* [SUPPLIED MATERIAL]
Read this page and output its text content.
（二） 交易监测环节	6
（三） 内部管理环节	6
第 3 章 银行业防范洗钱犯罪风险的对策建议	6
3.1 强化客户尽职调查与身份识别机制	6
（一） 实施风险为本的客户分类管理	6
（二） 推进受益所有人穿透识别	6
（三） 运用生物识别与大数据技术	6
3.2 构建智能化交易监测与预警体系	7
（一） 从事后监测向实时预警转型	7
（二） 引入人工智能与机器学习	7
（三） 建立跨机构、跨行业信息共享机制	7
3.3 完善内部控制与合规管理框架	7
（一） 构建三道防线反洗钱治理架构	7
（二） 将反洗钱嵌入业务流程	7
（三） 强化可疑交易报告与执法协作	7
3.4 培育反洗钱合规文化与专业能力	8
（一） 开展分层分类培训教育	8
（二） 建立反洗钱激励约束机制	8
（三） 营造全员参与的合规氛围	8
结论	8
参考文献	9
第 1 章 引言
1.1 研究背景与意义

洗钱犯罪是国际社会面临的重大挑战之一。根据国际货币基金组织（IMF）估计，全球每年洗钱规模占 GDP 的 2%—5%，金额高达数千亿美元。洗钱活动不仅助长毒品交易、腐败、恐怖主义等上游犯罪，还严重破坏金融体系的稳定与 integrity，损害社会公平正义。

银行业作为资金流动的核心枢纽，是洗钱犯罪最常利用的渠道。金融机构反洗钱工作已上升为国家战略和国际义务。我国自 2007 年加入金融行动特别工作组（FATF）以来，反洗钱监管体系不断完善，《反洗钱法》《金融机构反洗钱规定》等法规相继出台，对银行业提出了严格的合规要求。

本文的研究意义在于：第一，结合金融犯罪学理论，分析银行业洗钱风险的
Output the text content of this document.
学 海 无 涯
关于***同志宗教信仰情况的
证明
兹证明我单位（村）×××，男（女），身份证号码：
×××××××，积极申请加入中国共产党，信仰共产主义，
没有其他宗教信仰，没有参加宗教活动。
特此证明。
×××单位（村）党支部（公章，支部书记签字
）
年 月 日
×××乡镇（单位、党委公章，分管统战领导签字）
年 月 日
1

* [EXERCISE DETAILS]
Your task is to return the full listing exactly as it was given.

* [TASK SOLUTION]
Read this page and output its text content.
（二） 交易监测环节	6
（三） 内部管理环节	6
第 3 章 银行业防范洗钱犯罪风险的对策建议	6
3.1 强化客户尽职调查与身份识别机制	6
（一） 实施风险为本的客户分类管理	6
（二） 推进受益所有人穿透识别	6
（三） 运用生物识别与大数据技术	6
3.2 构建智能化交易监测与预警体系	7
（一） 从事后监测向实时预警转型	7
（二） 引入人工智能与机器学习	7
（三） 建立跨机构、跨行业信息共享机制	7
3.3 完善内部控制与合规管理框架	7
（一） 构建三道防线反洗钱治理架构	7
（二） 将反洗钱嵌入业务流程	7
（三） 强化可疑交易报告与执法协作	7
3.4 培育反洗钱合规文化与专业能力	8
（一） 开展分层分类培训教育	8
（二） 建立反洗钱激励约束机制	8
（三） 营造全员参与的合规氛围	8
结论	8
参考文献	9
第 1 章 引言
1.1 研究背景与意义

洗钱犯罪是国际社会面临的重大挑战之一。根据国际货币基金组织（IMF）估计，全球每年洗钱规模占 GDP 的 2%—5%，金额高达数千亿美元。洗钱活动不仅助长毒品交易、腐败、恐怖主义等上游犯罪，还严重破坏金融体系的稳定与 integrity，损害社会公平正义。

银行业作为资金流动的核心枢纽，是洗钱犯罪最常利用的渠道。金融机构反洗钱工作已上升为国家战略和国际义务。我国自 2007 年加入金融行动特别工作组（FATF）以来，反洗钱监管体系不断完善，《反洗钱法》《金融机构反洗钱规定》等法规相继出台，对银行业提出了严格的合规要求。

本文的研究意义在于：第一，结合金融犯罪学理论，分析银行业洗钱风险的
Output the text content of this document.
学 海 无 涯
关于***同志宗教信仰情况的
证明
兹证明我单位（村）×××，男（女），身份证号码：
×××××××，积极申请加入中国共产党，信仰共产主义，
没有其他宗教信仰，没有参加宗教活动。
特此证明。
×××单位（村）党支部（公章，支部书记签字
）
年 月 日
×××乡镇（单位、党委公章，分管统战领导签字）
年 月 日
1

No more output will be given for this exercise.